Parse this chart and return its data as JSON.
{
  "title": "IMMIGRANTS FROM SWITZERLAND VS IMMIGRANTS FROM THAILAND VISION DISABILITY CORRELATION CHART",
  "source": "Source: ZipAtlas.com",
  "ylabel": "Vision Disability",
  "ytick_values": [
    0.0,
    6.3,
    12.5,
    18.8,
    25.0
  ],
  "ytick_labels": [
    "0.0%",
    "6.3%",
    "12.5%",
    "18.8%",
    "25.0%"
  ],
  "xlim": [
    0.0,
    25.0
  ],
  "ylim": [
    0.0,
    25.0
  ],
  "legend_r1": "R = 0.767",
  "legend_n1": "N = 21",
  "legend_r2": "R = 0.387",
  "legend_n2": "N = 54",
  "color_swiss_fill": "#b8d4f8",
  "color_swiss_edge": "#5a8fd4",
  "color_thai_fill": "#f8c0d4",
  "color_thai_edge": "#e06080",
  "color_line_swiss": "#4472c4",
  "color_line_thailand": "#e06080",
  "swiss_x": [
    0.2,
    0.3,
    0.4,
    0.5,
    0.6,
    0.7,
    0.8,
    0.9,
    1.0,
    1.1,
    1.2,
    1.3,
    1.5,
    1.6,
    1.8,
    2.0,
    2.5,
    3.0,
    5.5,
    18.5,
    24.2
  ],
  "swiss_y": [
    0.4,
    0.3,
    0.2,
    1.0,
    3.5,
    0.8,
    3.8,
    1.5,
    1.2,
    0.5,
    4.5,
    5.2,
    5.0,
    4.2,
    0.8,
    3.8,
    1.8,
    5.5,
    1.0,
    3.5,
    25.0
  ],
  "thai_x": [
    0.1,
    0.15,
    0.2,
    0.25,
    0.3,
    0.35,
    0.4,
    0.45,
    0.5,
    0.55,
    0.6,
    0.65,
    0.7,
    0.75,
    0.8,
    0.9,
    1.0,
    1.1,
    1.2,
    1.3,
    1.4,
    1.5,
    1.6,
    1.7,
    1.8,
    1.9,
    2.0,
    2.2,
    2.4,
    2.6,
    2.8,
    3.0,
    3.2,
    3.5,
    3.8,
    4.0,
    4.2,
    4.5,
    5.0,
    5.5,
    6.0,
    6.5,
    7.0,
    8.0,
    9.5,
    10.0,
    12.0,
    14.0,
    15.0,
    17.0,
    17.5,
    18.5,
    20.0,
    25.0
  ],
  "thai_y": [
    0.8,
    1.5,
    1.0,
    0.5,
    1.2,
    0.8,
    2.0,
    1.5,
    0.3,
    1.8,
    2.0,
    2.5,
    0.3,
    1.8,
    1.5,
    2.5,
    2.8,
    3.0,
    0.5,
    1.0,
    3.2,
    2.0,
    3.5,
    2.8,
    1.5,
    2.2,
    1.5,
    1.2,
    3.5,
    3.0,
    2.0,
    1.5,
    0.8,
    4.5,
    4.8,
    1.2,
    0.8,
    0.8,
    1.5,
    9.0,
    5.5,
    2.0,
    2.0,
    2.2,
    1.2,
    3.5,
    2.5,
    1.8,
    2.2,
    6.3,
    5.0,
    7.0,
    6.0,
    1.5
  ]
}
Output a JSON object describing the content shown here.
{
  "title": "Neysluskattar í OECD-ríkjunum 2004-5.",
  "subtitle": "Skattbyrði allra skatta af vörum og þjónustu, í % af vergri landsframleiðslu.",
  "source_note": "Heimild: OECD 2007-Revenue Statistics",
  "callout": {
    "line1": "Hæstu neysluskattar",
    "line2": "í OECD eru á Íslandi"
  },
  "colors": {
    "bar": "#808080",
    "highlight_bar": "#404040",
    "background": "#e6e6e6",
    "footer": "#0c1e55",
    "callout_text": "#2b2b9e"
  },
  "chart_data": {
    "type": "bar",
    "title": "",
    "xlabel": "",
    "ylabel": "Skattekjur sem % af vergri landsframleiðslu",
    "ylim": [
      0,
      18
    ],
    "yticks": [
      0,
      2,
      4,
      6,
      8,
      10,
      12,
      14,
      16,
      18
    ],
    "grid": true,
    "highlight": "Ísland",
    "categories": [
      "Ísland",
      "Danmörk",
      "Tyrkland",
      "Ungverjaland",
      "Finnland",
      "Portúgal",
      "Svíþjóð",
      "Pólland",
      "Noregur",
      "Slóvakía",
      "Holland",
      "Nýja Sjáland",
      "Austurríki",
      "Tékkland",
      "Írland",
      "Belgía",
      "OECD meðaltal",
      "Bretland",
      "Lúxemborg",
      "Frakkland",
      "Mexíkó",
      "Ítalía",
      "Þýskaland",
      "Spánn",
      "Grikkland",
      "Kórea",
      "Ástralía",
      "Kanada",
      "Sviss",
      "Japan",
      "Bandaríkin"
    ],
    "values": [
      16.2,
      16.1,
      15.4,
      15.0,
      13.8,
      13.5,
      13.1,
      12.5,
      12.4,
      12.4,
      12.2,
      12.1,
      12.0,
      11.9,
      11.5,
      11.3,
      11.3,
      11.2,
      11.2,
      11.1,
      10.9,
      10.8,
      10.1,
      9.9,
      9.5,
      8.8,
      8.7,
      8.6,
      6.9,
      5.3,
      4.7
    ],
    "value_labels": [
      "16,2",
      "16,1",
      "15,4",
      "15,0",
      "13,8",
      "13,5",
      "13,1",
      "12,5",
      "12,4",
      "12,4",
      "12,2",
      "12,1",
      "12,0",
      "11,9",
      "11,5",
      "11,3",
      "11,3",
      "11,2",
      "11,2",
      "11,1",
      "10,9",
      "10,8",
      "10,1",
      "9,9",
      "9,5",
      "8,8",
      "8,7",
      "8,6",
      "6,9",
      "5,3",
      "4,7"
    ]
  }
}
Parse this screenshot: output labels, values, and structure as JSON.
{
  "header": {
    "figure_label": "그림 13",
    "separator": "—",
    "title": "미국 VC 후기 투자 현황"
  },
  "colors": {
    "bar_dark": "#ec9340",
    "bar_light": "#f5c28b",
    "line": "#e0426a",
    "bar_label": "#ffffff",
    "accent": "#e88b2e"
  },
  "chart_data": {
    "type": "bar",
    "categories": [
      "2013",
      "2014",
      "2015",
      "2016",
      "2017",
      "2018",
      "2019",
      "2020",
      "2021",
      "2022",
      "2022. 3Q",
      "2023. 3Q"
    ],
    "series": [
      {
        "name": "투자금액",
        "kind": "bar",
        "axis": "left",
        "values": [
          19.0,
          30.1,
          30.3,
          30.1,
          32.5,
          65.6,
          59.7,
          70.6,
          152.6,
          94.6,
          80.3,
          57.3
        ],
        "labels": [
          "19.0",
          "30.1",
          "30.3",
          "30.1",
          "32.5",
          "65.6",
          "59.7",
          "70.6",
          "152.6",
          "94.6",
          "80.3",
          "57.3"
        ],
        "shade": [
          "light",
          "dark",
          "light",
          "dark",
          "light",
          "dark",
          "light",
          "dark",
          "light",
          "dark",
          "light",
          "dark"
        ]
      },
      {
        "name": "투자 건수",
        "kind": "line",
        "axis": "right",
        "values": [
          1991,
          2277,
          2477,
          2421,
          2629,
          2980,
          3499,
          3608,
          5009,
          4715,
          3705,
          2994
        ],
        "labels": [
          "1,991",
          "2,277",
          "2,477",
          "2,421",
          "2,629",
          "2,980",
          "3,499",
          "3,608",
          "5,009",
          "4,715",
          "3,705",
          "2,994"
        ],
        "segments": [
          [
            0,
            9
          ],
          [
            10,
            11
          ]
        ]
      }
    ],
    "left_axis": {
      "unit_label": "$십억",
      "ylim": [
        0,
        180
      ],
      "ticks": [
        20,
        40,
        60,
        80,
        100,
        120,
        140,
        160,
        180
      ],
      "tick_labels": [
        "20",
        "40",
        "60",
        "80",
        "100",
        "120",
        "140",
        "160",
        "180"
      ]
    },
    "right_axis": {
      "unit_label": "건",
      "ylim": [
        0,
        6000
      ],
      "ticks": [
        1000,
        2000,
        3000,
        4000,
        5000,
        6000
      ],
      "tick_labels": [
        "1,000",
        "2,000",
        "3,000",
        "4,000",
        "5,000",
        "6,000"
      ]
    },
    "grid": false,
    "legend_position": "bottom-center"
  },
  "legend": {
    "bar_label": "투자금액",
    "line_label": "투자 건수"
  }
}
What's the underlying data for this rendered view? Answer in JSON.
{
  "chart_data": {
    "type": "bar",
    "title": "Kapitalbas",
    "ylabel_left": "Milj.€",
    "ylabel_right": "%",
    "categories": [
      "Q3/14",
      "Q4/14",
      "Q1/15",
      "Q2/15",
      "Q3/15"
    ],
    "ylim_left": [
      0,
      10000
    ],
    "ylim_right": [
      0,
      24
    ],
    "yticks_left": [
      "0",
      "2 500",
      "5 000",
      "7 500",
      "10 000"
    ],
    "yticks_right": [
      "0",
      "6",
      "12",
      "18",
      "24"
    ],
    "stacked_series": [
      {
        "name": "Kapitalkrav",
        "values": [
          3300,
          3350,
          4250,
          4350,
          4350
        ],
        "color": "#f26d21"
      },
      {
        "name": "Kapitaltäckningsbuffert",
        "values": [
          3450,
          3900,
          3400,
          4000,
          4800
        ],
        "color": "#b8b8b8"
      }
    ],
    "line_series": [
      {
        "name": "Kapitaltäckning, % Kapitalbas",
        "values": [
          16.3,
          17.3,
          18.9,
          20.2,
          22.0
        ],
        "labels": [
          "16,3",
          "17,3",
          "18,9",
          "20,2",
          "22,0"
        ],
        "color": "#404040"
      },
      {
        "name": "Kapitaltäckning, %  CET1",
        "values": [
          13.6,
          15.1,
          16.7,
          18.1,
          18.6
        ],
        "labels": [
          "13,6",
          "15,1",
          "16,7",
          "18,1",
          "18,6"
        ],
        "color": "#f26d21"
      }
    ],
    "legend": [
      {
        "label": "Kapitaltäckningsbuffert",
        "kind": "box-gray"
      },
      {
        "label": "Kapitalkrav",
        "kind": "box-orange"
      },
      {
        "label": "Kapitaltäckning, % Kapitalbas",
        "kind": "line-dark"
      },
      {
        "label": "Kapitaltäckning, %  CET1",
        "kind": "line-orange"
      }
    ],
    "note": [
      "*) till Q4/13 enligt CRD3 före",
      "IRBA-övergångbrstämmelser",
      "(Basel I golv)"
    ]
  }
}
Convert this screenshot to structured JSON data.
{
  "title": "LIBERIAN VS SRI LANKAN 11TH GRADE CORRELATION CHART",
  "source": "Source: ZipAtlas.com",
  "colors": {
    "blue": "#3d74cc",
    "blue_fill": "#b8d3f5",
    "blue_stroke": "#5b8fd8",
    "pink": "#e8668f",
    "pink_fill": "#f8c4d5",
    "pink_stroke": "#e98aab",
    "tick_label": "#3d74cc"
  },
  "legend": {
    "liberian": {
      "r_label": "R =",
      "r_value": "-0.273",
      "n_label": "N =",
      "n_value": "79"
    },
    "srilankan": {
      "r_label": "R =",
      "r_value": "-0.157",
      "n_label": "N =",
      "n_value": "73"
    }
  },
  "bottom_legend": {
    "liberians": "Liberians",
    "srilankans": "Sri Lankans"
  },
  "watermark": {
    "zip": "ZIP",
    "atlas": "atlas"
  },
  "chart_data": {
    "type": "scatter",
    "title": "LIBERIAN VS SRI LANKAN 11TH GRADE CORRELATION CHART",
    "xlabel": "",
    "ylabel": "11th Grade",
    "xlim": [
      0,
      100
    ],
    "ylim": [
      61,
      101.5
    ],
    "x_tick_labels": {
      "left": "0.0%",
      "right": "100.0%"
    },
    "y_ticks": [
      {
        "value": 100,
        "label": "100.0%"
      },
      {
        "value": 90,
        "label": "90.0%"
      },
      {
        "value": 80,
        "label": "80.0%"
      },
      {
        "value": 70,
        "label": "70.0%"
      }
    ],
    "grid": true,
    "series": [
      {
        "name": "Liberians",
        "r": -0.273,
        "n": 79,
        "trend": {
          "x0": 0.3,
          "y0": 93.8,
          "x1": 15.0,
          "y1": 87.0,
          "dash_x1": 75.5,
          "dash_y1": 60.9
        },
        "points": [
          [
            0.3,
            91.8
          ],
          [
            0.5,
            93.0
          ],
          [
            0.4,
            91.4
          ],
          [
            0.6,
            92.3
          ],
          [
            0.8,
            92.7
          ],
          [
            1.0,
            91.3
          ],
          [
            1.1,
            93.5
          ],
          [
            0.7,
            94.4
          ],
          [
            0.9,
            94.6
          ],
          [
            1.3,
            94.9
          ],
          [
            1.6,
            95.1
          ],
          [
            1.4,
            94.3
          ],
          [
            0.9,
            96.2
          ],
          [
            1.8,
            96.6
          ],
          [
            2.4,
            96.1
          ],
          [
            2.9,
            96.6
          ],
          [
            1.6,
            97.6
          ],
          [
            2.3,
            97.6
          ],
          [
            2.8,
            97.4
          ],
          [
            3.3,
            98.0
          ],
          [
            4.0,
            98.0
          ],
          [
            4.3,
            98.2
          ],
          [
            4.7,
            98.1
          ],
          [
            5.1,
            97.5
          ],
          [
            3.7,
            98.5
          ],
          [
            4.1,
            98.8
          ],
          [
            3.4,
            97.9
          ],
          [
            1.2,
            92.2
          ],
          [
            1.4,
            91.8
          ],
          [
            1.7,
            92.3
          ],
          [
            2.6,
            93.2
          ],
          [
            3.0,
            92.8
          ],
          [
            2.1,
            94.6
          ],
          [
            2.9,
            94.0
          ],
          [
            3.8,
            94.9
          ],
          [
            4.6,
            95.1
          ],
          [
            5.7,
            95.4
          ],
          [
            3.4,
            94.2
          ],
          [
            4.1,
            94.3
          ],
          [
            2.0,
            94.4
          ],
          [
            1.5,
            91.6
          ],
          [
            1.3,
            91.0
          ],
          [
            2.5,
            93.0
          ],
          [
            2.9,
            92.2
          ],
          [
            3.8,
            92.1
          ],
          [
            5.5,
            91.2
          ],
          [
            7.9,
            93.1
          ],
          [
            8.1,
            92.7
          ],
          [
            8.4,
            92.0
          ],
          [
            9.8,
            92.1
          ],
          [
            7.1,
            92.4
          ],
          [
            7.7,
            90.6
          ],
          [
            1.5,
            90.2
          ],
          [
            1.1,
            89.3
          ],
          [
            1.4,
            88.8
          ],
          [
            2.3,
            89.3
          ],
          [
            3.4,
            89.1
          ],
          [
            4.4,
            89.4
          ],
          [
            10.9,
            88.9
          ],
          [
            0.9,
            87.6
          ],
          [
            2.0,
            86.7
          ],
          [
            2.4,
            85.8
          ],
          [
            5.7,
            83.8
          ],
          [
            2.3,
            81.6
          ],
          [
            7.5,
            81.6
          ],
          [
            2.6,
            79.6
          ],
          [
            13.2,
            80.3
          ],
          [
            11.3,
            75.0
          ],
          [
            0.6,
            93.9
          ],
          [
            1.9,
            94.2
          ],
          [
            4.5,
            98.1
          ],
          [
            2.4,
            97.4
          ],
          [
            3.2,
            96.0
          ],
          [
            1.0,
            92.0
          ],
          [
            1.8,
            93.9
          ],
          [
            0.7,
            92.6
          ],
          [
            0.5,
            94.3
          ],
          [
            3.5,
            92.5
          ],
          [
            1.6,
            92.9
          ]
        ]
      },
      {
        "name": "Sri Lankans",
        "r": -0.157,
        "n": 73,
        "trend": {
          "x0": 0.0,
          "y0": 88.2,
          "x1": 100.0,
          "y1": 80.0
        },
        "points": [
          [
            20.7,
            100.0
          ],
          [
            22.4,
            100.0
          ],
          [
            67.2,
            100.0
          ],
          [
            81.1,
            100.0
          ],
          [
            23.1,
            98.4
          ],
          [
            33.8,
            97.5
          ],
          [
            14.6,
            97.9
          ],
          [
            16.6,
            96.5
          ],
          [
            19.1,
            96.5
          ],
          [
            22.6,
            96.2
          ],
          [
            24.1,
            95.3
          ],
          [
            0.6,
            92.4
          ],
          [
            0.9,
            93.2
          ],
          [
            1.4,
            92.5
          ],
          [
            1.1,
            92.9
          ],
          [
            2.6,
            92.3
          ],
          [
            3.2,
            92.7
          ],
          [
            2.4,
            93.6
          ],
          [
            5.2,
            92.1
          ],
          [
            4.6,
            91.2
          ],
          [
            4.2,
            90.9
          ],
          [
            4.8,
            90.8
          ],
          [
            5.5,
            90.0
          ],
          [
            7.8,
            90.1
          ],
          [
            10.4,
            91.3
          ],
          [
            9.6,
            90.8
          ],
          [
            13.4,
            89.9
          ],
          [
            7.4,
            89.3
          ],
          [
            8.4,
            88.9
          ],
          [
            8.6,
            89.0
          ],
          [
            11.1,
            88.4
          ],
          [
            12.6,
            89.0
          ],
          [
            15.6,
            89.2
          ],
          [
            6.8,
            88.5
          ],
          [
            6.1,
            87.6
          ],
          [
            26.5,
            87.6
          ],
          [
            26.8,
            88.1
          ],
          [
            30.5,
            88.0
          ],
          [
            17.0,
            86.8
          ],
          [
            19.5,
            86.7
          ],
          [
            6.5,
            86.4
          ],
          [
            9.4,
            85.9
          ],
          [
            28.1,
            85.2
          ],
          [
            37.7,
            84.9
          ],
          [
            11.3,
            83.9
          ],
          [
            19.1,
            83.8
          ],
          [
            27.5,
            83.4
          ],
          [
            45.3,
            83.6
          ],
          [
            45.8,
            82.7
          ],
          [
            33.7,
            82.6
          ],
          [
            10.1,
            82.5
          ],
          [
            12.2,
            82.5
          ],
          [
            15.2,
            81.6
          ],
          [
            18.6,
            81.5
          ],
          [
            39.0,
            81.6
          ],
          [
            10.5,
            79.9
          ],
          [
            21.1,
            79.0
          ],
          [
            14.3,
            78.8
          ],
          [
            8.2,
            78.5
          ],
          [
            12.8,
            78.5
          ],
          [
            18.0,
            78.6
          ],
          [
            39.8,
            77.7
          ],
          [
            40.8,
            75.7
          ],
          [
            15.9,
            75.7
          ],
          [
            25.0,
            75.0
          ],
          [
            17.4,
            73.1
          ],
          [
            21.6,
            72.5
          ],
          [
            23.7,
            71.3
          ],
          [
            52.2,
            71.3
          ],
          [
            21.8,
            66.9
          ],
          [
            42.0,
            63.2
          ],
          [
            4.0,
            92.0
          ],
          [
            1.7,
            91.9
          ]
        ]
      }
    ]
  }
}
· · · · ·
Find all lines holding the string "screenshot" and copy them.

#### Solved exercise:
Parse this screenshot: output labels, values, and structure as JSON.
Convert this screenshot to structured JSON data.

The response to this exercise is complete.